Objetivos ▸
a – Com base no texto sobre direção de arte, explique em uma a três frases por que a direção de arte envolve um esforço de elaboração temática.
b – Segundo o texto sobre direção de arte, em que obra Jacques Aumont trata do ato de representar um objeto?
c – Reescreva o trecho do texto sobre direção de arte entre "A direção de arte na" e "da narrativa fílmica.", inclusive, trocando "roteiro" por "argumento".

Trecho do texto ▸
A direção de arte na estruturação da narrativa

O cinema como objeto audiovisual dispõe de diferentes tipos de elementos que somados comporão a narrativa fílmica. Porém, normalmente, a narrativa é estudada através do roteiro ou da direção, deixando de lado aspectos formais próprios do cinema, como a fotografia, o som e a direção de arte. Aqui, livremente, faz-se um breve apanhado de como a direção de arte atua na estruturação da narrativa fílmica.

A narrativa pode ser entendida como uma organização de elementos que compõe uma realidade – ficcional ou não. No cinema esses elementos são visuais ou sonoros, ou seja, a mensagem não é passada apenas através do texto, mas os sons e o conjunto de elementos postos em cena e a forma como são mostrados também transmitem mensagens, de forma que o apreendido pelo espectador é a resultante da soma dessas mensagens. Por isso, a direção de arte, que é responsável por organizar paisagens, cenários, objetos, roupas e o que mais for necessário para criar a visualidade do filme, envolve um esforço de elaboração temática responsável pelo conteúdo narrativo dos elementos que escolhe. Jacques Aumont em A estética do filme diz que apenas o fato de representar, de mostrar um objeto de forma que ele seja reconhecido, é um ato de ostentação que implica que se quer dizer algo a propósito deste objeto. Assim, cada escolha da direção de arte revela sua leitura do roteiro e do tema, ou seja, uma intencionalidade.

Amostra de dados ▸
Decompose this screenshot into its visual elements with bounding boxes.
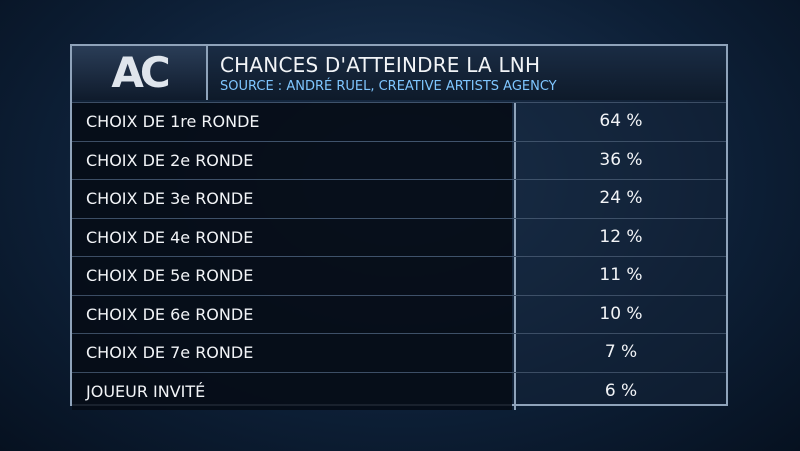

Resultados das tarefas ▸
a – No cinema, a mensagem não é transmitida apenas pelo texto. Os sons, o conjunto de elementos postos em cena e a forma como são mostrados também transmitem mensagens, e o que o espectador apreende resulta da soma delas. Por isso, ao organizar paisagens, cenários, objetos e roupas, a direção de arte responde pelo conteúdo narrativo dos elementos que escolhe.

b – Em A estética do filme.

c –
A direção de arte na estruturação da narrativa

O cinema como objeto audiovisual dispõe de diferentes tipos de elementos que somados comporão a narrativa fílmica. Porém, normalmente, a narrativa é estudada através do argumento ou da direção, deixando de lado aspectos formais próprios do cinema, como a fotografia, o som e a direção de arte. Aqui, livremente, faz-se um breve apanhado de como a direção de arte atua na estruturação da narrativa fílmica.